» **TASK PROMPT**
Beneath this task is a listing; retype all of it exactly.

Data entries:

********************

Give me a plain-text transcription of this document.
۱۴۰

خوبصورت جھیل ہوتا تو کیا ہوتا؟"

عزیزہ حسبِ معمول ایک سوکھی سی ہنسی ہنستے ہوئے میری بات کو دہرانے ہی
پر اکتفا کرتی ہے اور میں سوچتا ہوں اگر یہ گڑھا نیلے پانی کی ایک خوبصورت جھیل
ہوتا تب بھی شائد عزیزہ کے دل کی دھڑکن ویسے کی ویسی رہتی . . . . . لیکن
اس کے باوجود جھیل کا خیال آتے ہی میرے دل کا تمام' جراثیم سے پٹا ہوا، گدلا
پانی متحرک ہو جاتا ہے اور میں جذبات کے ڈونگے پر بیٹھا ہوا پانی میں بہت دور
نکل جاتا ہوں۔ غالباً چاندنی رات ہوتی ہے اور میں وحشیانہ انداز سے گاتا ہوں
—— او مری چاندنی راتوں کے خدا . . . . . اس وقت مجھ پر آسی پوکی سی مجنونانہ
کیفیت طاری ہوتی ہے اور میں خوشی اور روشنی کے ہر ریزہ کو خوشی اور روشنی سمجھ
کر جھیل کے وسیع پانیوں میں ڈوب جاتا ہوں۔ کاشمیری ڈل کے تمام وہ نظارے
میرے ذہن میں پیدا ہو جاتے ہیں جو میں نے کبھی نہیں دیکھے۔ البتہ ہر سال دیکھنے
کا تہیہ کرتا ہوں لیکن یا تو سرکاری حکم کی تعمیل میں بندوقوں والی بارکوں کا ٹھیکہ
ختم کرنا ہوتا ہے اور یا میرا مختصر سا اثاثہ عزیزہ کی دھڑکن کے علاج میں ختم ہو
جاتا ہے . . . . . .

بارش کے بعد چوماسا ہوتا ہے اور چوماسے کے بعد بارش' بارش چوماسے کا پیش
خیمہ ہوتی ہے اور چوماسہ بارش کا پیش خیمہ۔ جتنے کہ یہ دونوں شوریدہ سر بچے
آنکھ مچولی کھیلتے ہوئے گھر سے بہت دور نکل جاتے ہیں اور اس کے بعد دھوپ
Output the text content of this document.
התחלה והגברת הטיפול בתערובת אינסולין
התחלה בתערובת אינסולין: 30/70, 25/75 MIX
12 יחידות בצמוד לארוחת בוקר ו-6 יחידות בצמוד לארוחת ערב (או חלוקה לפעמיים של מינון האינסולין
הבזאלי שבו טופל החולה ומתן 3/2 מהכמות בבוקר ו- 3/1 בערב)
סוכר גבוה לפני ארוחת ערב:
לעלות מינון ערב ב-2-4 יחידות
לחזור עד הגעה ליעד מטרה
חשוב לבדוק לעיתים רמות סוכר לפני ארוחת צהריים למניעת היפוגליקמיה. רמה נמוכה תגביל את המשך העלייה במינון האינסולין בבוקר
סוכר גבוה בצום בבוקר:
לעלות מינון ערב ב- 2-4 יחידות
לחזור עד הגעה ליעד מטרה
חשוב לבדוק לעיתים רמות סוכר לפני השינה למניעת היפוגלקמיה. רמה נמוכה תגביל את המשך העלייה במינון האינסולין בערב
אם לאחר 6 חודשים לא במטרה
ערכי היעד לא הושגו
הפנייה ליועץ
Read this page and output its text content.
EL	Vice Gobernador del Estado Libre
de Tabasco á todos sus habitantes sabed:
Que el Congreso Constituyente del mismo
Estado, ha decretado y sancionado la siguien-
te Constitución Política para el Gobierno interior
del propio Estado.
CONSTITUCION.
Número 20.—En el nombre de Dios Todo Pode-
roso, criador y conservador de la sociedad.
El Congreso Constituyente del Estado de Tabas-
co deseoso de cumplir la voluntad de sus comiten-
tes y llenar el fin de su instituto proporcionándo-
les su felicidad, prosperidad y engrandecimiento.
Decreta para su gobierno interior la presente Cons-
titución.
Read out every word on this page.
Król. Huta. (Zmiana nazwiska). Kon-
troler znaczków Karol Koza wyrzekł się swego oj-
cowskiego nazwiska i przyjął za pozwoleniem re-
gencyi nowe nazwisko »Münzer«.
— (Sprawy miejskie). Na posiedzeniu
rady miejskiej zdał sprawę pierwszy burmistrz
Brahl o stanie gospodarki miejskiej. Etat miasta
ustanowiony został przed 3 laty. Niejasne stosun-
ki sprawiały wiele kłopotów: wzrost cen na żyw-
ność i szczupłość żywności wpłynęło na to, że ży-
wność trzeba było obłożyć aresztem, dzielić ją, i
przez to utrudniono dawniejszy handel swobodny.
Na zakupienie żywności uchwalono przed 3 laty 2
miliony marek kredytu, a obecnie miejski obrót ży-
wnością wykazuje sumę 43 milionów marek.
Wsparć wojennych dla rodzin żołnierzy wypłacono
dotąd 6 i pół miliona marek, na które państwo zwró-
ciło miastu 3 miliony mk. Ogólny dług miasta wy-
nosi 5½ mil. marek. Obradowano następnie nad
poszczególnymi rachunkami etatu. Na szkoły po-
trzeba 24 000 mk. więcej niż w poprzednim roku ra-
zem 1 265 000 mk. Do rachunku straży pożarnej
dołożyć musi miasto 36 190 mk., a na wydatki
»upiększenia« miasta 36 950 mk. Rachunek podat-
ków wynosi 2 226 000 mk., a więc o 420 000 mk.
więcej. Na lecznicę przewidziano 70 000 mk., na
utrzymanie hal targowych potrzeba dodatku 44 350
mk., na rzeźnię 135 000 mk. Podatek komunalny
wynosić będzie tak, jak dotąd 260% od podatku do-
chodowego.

********************

» **SOLUTION TO THIS EXERCISE**
Give me a plain-text transcription of this document.
۱۴۰

خوبصورت جھیل ہوتا تو کیا ہوتا؟"

عزیزہ حسبِ معمول ایک سوکھی سی ہنسی ہنستے ہوئے میری بات کو دہرانے ہی
پر اکتفا کرتی ہے اور میں سوچتا ہوں اگر یہ گڑھا نیلے پانی کی ایک خوبصورت جھیل
ہوتا تب بھی شائد عزیزہ کے دل کی دھڑکن ویسے کی ویسی رہتی . . . . . لیکن
اس کے باوجود جھیل کا خیال آتے ہی میرے دل کا تمام' جراثیم سے پٹا ہوا، گدلا
پانی متحرک ہو جاتا ہے اور میں جذبات کے ڈونگے پر بیٹھا ہوا پانی میں بہت دور
نکل جاتا ہوں۔ غالباً چاندنی رات ہوتی ہے اور میں وحشیانہ انداز سے گاتا ہوں
—— او مری چاندنی راتوں کے خدا . . . . . اس وقت مجھ پر آسی پوکی سی مجنونانہ
کیفیت طاری ہوتی ہے اور میں خوشی اور روشنی کے ہر ریزہ کو خوشی اور روشنی سمجھ
کر جھیل کے وسیع پانیوں میں ڈوب جاتا ہوں۔ کاشمیری ڈل کے تمام وہ نظارے
میرے ذہن میں پیدا ہو جاتے ہیں جو میں نے کبھی نہیں دیکھے۔ البتہ ہر سال دیکھنے
کا تہیہ کرتا ہوں لیکن یا تو سرکاری حکم کی تعمیل میں بندوقوں والی بارکوں کا ٹھیکہ
ختم کرنا ہوتا ہے اور یا میرا مختصر سا اثاثہ عزیزہ کی دھڑکن کے علاج میں ختم ہو
جاتا ہے . . . . . .

بارش کے بعد چوماسا ہوتا ہے اور چوماسے کے بعد بارش' بارش چوماسے کا پیش
خیمہ ہوتی ہے اور چوماسہ بارش کا پیش خیمہ۔ جتنے کہ یہ دونوں شوریدہ سر بچے
آنکھ مچولی کھیلتے ہوئے گھر سے بہت دور نکل جاتے ہیں اور اس کے بعد دھوپ
Output the text content of this document.
התחלה והגברת הטיפול בתערובת אינסולין
התחלה בתערובת אינסולין: 30/70, 25/75 MIX
12 יחידות בצמוד לארוחת בוקר ו-6 יחידות בצמוד לארוחת ערב (או חלוקה לפעמיים של מינון האינסולין
הבזאלי שבו טופל החולה ומתן 3/2 מהכמות בבוקר ו- 3/1 בערב)
סוכר גבוה לפני ארוחת ערב:
לעלות מינון ערב ב-2-4 יחידות
לחזור עד הגעה ליעד מטרה
חשוב לבדוק לעיתים רמות סוכר לפני ארוחת צהריים למניעת היפוגליקמיה. רמה נמוכה תגביל את המשך העלייה במינון האינסולין בבוקר
סוכר גבוה בצום בבוקר:
לעלות מינון ערב ב- 2-4 יחידות
לחזור עד הגעה ליעד מטרה
חשוב לבדוק לעיתים רמות סוכר לפני השינה למניעת היפוגלקמיה. רמה נמוכה תגביל את המשך העלייה במינון האינסולין בערב
אם לאחר 6 חודשים לא במטרה
ערכי היעד לא הושגו
הפנייה ליועץ
Read this page and output its text content.
EL	Vice Gobernador del Estado Libre
de Tabasco á todos sus habitantes sabed:
Que el Congreso Constituyente del mismo
Estado, ha decretado y sancionado la siguien-
te Constitución Política para el Gobierno interior
del propio Estado.
CONSTITUCION.
Número 20.—En el nombre de Dios Todo Pode-
roso, criador y conservador de la sociedad.
El Congreso Constituyente del Estado de Tabas-
co deseoso de cumplir la voluntad de sus comiten-
tes y llenar el fin de su instituto proporcionándo-
les su felicidad, prosperidad y engrandecimiento.
Decreta para su gobierno interior la presente Cons-
titución.
Read out every word on this page.
Król. Huta. (Zmiana nazwiska). Kon-
troler znaczków Karol Koza wyrzekł się swego oj-
cowskiego nazwiska i przyjął za pozwoleniem re-
gencyi nowe nazwisko »Münzer«.
— (Sprawy miejskie). Na posiedzeniu
rady miejskiej zdał sprawę pierwszy burmistrz
Brahl o stanie gospodarki miejskiej. Etat miasta
ustanowiony został przed 3 laty. Niejasne stosun-
ki sprawiały wiele kłopotów: wzrost cen na żyw-
ność i szczupłość żywności wpłynęło na to, że ży-
wność trzeba było obłożyć aresztem, dzielić ją, i
przez to utrudniono dawniejszy handel swobodny.
Na zakupienie żywności uchwalono przed 3 laty 2
miliony marek kredytu, a obecnie miejski obrót ży-
wnością wykazuje sumę 43 milionów marek.
Wsparć wojennych dla rodzin żołnierzy wypłacono
dotąd 6 i pół miliona marek, na które państwo zwró-
ciło miastu 3 miliony mk. Ogólny dług miasta wy-
nosi 5½ mil. marek. Obradowano następnie nad
poszczególnymi rachunkami etatu. Na szkoły po-
trzeba 24 000 mk. więcej niż w poprzednim roku ra-
zem 1 265 000 mk. Do rachunku straży pożarnej
dołożyć musi miasto 36 190 mk., a na wydatki
»upiększenia« miasta 36 950 mk. Rachunek podat-
ków wynosi 2 226 000 mk., a więc o 420 000 mk.
więcej. Na lecznicę przewidziano 70 000 mk., na
utrzymanie hal targowych potrzeba dodatku 44 350
mk., na rzeźnię 135 000 mk. Podatek komunalny
wynosić będzie tak, jak dotąd 260% od podatku do-
chodowego.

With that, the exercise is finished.